### Exercise
Collect each line of the entries that holds the string "users".

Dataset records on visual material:
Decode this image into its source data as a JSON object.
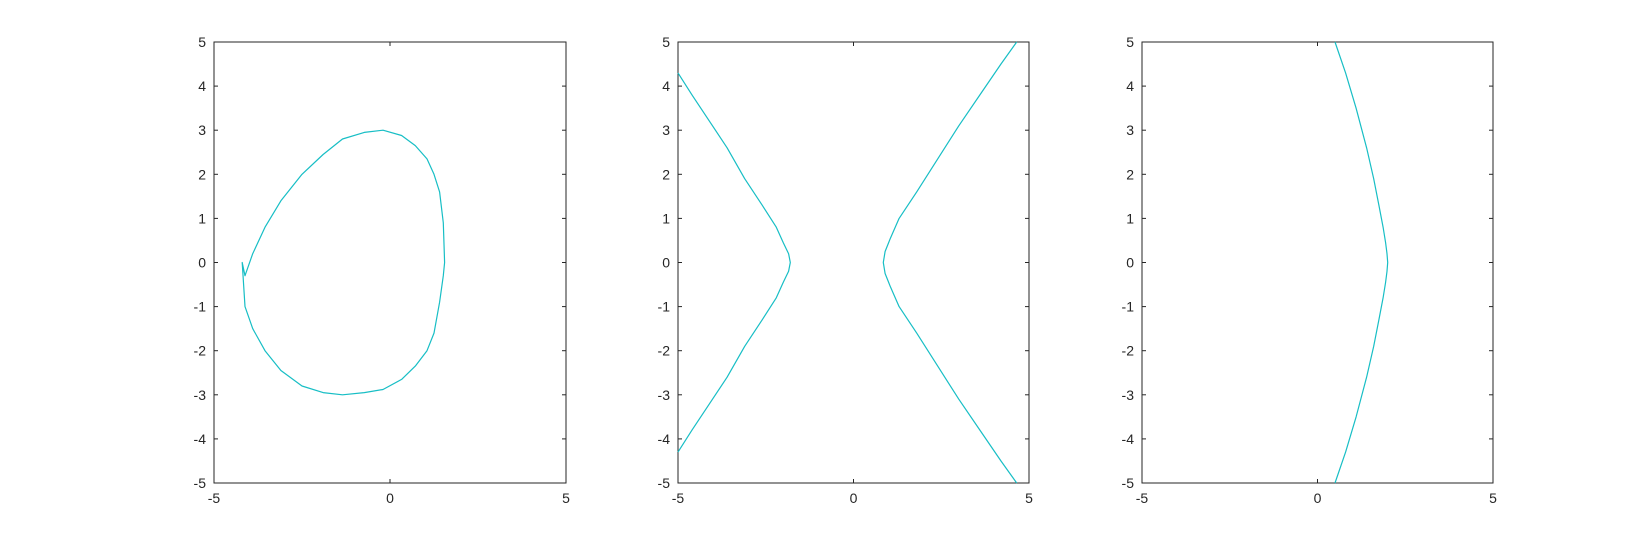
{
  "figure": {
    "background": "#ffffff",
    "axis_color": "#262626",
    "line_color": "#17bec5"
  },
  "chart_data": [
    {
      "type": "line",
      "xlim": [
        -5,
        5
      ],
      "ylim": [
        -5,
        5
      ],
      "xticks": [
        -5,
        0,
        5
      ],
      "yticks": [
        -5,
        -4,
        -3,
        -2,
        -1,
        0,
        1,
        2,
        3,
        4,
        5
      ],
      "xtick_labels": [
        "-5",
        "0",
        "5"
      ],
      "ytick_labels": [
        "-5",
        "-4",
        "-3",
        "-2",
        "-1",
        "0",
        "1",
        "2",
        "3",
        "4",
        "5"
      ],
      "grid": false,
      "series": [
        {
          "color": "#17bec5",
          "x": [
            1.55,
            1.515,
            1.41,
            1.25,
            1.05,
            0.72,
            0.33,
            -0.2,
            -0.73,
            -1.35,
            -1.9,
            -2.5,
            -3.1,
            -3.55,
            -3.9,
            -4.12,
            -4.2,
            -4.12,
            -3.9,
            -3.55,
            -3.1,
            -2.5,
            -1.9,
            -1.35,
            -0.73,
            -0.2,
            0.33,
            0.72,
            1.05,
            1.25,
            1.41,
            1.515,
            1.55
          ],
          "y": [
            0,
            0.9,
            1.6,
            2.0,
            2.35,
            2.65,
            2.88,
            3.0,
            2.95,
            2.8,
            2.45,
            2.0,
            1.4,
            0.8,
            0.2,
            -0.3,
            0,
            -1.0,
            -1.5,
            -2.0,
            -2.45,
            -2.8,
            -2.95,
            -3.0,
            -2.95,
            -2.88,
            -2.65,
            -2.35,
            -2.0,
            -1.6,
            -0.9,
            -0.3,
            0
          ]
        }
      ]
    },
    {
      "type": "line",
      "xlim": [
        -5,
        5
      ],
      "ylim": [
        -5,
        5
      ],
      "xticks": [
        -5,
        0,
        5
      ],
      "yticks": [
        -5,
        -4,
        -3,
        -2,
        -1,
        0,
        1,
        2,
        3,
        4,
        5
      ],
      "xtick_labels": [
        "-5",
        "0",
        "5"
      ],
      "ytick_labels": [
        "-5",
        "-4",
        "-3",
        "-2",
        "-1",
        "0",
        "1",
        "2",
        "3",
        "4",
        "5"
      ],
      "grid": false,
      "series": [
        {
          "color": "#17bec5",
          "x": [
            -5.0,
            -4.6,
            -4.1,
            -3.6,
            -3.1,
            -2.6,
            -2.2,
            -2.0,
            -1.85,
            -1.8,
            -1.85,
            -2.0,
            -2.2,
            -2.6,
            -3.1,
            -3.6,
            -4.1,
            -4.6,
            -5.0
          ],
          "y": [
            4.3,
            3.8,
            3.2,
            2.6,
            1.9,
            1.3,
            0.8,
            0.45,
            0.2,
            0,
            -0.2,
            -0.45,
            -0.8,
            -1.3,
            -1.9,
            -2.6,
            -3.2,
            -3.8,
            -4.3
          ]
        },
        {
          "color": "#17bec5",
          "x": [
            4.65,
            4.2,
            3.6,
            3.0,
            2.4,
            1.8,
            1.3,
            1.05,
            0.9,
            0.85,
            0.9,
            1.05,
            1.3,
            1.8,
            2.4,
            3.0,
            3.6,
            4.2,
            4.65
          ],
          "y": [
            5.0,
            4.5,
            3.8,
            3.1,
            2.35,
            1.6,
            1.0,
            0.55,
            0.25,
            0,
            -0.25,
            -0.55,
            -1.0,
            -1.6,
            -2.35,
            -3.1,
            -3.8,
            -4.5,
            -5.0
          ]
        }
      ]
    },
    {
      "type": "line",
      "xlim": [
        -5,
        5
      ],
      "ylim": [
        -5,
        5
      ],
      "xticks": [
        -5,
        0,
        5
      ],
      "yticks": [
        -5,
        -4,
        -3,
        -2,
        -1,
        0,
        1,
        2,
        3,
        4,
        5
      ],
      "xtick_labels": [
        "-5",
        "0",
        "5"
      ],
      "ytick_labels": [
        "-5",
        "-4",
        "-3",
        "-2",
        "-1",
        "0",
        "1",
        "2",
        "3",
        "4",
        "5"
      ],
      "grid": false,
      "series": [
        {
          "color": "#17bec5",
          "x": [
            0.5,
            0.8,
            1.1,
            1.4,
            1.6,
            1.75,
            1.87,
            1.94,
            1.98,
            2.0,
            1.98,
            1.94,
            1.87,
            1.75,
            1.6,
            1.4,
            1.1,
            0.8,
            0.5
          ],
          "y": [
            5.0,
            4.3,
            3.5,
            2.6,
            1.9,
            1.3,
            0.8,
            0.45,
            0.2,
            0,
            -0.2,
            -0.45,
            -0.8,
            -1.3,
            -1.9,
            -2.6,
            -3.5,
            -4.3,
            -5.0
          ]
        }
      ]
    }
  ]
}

...

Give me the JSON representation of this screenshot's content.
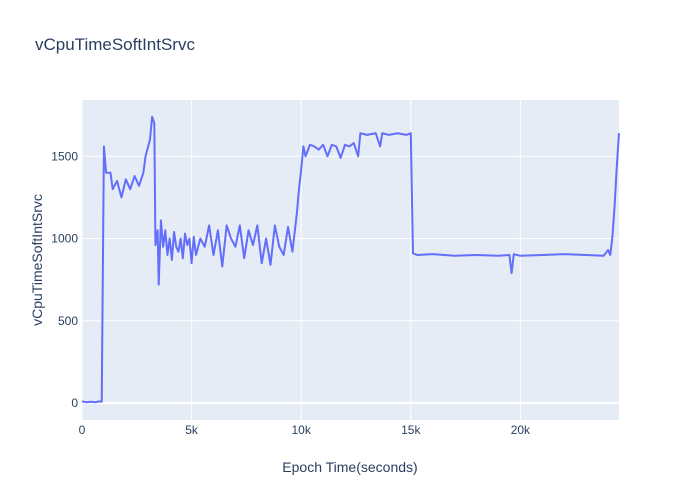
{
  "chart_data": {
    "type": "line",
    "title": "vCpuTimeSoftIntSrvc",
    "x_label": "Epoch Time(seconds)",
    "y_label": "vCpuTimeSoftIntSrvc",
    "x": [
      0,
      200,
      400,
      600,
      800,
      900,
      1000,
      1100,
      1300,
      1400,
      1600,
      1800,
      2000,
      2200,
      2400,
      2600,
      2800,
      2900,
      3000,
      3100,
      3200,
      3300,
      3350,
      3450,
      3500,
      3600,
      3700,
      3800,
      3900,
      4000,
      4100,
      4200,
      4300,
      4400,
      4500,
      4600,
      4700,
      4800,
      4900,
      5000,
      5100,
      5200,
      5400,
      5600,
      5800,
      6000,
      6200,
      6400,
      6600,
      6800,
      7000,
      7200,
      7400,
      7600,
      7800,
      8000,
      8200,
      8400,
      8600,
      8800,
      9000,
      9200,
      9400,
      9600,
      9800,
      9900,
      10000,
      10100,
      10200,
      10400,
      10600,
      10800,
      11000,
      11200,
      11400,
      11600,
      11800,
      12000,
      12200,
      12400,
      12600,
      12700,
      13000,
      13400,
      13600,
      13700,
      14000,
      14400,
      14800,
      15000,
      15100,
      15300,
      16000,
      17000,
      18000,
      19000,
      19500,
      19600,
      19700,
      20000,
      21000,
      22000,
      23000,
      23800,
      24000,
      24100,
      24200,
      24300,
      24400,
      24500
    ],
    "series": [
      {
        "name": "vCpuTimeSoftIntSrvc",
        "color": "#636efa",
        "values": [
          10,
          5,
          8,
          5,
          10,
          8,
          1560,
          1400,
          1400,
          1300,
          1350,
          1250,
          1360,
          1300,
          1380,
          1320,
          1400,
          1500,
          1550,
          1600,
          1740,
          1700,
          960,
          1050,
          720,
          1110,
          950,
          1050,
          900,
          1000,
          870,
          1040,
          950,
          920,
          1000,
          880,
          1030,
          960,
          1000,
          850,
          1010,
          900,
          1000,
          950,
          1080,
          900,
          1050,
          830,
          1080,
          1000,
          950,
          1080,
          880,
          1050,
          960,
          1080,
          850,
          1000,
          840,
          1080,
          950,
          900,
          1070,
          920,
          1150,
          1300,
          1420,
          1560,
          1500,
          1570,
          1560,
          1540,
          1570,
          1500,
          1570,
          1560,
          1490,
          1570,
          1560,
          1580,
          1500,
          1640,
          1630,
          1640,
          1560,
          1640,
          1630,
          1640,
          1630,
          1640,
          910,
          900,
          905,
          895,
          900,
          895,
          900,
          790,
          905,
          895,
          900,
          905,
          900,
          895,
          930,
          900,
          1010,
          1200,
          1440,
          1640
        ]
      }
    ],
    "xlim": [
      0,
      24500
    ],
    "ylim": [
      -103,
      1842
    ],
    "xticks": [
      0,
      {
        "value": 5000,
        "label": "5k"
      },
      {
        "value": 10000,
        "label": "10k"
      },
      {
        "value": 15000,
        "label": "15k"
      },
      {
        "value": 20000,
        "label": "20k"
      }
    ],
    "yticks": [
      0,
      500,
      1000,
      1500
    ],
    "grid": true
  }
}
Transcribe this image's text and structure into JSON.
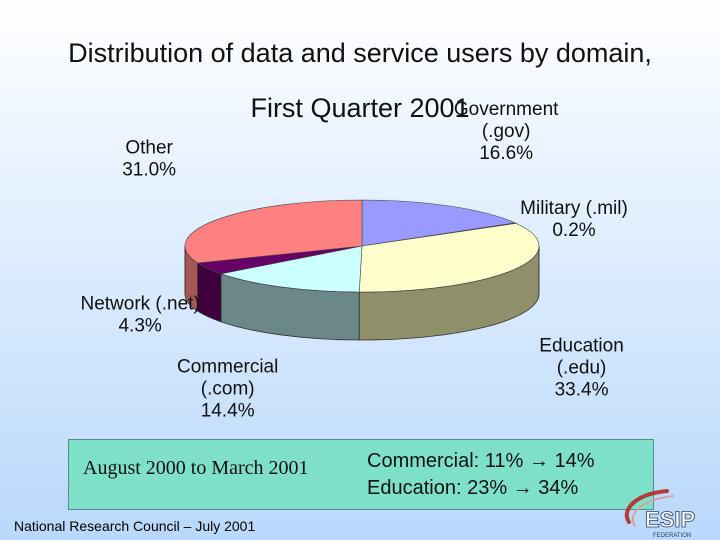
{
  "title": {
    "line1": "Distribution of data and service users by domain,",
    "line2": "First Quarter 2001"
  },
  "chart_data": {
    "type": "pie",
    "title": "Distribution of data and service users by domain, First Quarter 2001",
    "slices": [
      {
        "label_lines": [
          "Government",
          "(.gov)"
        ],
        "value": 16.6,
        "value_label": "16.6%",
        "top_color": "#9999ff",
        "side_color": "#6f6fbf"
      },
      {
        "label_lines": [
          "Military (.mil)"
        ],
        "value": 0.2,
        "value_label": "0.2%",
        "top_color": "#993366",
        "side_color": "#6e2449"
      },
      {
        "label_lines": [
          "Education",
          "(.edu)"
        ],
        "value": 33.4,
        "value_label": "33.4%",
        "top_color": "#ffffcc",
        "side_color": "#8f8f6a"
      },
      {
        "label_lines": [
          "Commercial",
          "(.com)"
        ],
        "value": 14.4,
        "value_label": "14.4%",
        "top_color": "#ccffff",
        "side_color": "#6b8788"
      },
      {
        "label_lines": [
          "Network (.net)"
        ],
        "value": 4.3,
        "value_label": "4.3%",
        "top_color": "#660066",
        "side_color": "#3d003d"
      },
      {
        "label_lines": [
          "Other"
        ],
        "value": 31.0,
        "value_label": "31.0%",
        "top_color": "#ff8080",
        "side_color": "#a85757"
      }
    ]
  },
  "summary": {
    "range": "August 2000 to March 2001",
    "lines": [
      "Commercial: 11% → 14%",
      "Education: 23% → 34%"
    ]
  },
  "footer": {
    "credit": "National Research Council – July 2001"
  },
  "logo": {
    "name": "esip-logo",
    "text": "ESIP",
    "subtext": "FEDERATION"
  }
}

### Response to this exercise
    "line1": "Distribution of data and service users by domain,",
    "title": "Distribution of data and service users by domain, First Quarter 2001",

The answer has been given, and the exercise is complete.